» What you need to do
Copy out each line below exactly as written.

Saved entries
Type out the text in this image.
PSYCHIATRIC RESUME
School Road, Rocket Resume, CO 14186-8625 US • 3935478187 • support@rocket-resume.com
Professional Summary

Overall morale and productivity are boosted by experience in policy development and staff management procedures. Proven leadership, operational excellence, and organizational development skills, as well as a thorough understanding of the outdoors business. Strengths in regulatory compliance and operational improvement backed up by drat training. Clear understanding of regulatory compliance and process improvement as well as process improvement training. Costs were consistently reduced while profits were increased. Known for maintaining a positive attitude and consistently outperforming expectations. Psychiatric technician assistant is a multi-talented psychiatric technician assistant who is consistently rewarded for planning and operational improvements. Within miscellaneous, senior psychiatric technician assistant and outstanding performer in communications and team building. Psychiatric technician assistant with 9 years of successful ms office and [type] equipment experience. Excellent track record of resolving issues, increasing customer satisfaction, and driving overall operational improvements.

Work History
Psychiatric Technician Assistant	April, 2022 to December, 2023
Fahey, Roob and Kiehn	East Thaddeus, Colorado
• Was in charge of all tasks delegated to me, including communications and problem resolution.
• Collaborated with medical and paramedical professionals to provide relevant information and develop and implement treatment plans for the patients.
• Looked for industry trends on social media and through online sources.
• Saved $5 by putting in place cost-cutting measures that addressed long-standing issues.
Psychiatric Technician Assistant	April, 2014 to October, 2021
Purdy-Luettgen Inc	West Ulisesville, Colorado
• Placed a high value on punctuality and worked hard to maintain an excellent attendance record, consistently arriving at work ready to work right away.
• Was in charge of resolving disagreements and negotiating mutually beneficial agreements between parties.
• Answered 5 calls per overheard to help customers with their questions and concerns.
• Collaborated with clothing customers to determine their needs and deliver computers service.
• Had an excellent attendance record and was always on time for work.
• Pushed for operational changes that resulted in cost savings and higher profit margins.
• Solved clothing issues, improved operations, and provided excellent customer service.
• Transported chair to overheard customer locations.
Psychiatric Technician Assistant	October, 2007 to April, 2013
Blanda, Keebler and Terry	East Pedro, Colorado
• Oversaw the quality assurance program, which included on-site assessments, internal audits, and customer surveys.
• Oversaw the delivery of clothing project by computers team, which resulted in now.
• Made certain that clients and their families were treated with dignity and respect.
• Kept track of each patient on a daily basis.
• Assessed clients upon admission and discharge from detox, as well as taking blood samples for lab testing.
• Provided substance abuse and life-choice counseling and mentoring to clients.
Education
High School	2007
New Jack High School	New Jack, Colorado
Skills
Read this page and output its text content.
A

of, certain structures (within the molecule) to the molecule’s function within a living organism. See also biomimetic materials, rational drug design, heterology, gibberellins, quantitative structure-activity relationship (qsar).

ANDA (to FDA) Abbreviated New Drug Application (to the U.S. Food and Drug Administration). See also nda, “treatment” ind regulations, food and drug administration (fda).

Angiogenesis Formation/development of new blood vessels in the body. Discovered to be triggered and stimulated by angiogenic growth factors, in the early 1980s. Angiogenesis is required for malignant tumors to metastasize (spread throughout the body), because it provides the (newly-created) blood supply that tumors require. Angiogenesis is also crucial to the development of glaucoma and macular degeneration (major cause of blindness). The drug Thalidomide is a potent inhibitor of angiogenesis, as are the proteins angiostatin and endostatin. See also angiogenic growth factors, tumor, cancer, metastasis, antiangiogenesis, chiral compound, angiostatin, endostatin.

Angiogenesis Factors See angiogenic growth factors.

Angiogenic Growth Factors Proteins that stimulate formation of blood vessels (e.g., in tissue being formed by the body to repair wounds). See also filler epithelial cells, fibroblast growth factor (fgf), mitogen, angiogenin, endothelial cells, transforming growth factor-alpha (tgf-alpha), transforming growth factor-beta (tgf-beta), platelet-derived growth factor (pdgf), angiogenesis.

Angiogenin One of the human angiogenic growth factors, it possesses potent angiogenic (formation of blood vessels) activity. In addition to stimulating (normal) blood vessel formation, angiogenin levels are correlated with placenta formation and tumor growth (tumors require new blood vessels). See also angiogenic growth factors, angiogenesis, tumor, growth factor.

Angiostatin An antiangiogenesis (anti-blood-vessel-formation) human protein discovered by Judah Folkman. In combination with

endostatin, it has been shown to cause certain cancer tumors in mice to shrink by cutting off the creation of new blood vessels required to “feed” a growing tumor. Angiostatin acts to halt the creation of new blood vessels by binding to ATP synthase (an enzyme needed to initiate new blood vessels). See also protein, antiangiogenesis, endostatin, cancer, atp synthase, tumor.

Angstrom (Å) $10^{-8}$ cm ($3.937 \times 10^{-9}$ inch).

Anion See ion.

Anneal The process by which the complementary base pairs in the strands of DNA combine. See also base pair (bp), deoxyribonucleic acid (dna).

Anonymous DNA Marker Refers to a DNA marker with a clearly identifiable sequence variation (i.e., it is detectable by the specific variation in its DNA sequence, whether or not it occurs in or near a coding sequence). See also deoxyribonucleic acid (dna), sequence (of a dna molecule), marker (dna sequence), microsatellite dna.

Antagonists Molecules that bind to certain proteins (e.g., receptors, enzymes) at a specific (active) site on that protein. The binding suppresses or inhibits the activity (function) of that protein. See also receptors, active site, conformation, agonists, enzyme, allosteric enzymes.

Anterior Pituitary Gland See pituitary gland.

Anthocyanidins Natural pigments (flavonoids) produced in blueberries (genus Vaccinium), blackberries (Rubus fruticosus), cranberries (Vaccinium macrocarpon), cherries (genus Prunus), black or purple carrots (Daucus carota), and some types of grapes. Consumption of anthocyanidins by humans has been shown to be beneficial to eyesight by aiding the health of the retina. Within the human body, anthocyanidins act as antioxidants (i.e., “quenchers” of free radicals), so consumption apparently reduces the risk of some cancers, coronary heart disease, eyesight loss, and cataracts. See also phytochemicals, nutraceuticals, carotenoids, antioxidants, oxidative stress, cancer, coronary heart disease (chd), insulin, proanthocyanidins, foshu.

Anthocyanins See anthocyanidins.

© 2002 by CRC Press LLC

» Exercise result
Type out the text in this image.
PSYCHIATRIC RESUME
School Road, Rocket Resume, CO 14186-8625 US • 3935478187 • support@rocket-resume.com
Professional Summary

Overall morale and productivity are boosted by experience in policy development and staff management procedures. Proven leadership, operational excellence, and organizational development skills, as well as a thorough understanding of the outdoors business. Strengths in regulatory compliance and operational improvement backed up by drat training. Clear understanding of regulatory compliance and process improvement as well as process improvement training. Costs were consistently reduced while profits were increased. Known for maintaining a positive attitude and consistently outperforming expectations. Psychiatric technician assistant is a multi-talented psychiatric technician assistant who is consistently rewarded for planning and operational improvements. Within miscellaneous, senior psychiatric technician assistant and outstanding performer in communications and team building. Psychiatric technician assistant with 9 years of successful ms office and [type] equipment experience. Excellent track record of resolving issues, increasing customer satisfaction, and driving overall operational improvements.

Work History
Psychiatric Technician Assistant	April, 2022 to December, 2023
Fahey, Roob and Kiehn	East Thaddeus, Colorado
• Was in charge of all tasks delegated to me, including communications and problem resolution.
• Collaborated with medical and paramedical professionals to provide relevant information and develop and implement treatment plans for the patients.
• Looked for industry trends on social media and through online sources.
• Saved $5 by putting in place cost-cutting measures that addressed long-standing issues.
Psychiatric Technician Assistant	April, 2014 to October, 2021
Purdy-Luettgen Inc	West Ulisesville, Colorado
• Placed a high value on punctuality and worked hard to maintain an excellent attendance record, consistently arriving at work ready to work right away.
• Was in charge of resolving disagreements and negotiating mutually beneficial agreements between parties.
• Answered 5 calls per overheard to help customers with their questions and concerns.
• Collaborated with clothing customers to determine their needs and deliver computers service.
• Had an excellent attendance record and was always on time for work.
• Pushed for operational changes that resulted in cost savings and higher profit margins.
• Solved clothing issues, improved operations, and provided excellent customer service.
• Transported chair to overheard customer locations.
Psychiatric Technician Assistant	October, 2007 to April, 2013
Blanda, Keebler and Terry	East Pedro, Colorado
• Oversaw the quality assurance program, which included on-site assessments, internal audits, and customer surveys.
• Oversaw the delivery of clothing project by computers team, which resulted in now.
• Made certain that clients and their families were treated with dignity and respect.
• Kept track of each patient on a daily basis.
• Assessed clients upon admission and discharge from detox, as well as taking blood samples for lab testing.
• Provided substance abuse and life-choice counseling and mentoring to clients.
Education
High School	2007
New Jack High School	New Jack, Colorado
Skills
Read this page and output its text content.
A

of, certain structures (within the molecule) to the molecule’s function within a living organism. See also biomimetic materials, rational drug design, heterology, gibberellins, quantitative structure-activity relationship (qsar).

ANDA (to FDA) Abbreviated New Drug Application (to the U.S. Food and Drug Administration). See also nda, “treatment” ind regulations, food and drug administration (fda).

Angiogenesis Formation/development of new blood vessels in the body. Discovered to be triggered and stimulated by angiogenic growth factors, in the early 1980s. Angiogenesis is required for malignant tumors to metastasize (spread throughout the body), because it provides the (newly-created) blood supply that tumors require. Angiogenesis is also crucial to the development of glaucoma and macular degeneration (major cause of blindness). The drug Thalidomide is a potent inhibitor of angiogenesis, as are the proteins angiostatin and endostatin. See also angiogenic growth factors, tumor, cancer, metastasis, antiangiogenesis, chiral compound, angiostatin, endostatin.

Angiogenesis Factors See angiogenic growth factors.

Angiogenic Growth Factors Proteins that stimulate formation of blood vessels (e.g., in tissue being formed by the body to repair wounds). See also filler epithelial cells, fibroblast growth factor (fgf), mitogen, angiogenin, endothelial cells, transforming growth factor-alpha (tgf-alpha), transforming growth factor-beta (tgf-beta), platelet-derived growth factor (pdgf), angiogenesis.

Angiogenin One of the human angiogenic growth factors, it possesses potent angiogenic (formation of blood vessels) activity. In addition to stimulating (normal) blood vessel formation, angiogenin levels are correlated with placenta formation and tumor growth (tumors require new blood vessels). See also angiogenic growth factors, angiogenesis, tumor, growth factor.

Angiostatin An antiangiogenesis (anti-blood-vessel-formation) human protein discovered by Judah Folkman. In combination with

endostatin, it has been shown to cause certain cancer tumors in mice to shrink by cutting off the creation of new blood vessels required to “feed” a growing tumor. Angiostatin acts to halt the creation of new blood vessels by binding to ATP synthase (an enzyme needed to initiate new blood vessels). See also protein, antiangiogenesis, endostatin, cancer, atp synthase, tumor.

Angstrom (Å) $10^{-8}$ cm ($3.937 \times 10^{-9}$ inch).

Anion See ion.

Anneal The process by which the complementary base pairs in the strands of DNA combine. See also base pair (bp), deoxyribonucleic acid (dna).

Anonymous DNA Marker Refers to a DNA marker with a clearly identifiable sequence variation (i.e., it is detectable by the specific variation in its DNA sequence, whether or not it occurs in or near a coding sequence). See also deoxyribonucleic acid (dna), sequence (of a dna molecule), marker (dna sequence), microsatellite dna.

Antagonists Molecules that bind to certain proteins (e.g., receptors, enzymes) at a specific (active) site on that protein. The binding suppresses or inhibits the activity (function) of that protein. See also receptors, active site, conformation, agonists, enzyme, allosteric enzymes.

Anterior Pituitary Gland See pituitary gland.

Anthocyanidins Natural pigments (flavonoids) produced in blueberries (genus Vaccinium), blackberries (Rubus fruticosus), cranberries (Vaccinium macrocarpon), cherries (genus Prunus), black or purple carrots (Daucus carota), and some types of grapes. Consumption of anthocyanidins by humans has been shown to be beneficial to eyesight by aiding the health of the retina. Within the human body, anthocyanidins act as antioxidants (i.e., “quenchers” of free radicals), so consumption apparently reduces the risk of some cancers, coronary heart disease, eyesight loss, and cataracts. See also phytochemicals, nutraceuticals, carotenoids, antioxidants, oxidative stress, cancer, coronary heart disease (chd), insulin, proanthocyanidins, foshu.

Anthocyanins See anthocyanidins.

© 2002 by CRC Press LLC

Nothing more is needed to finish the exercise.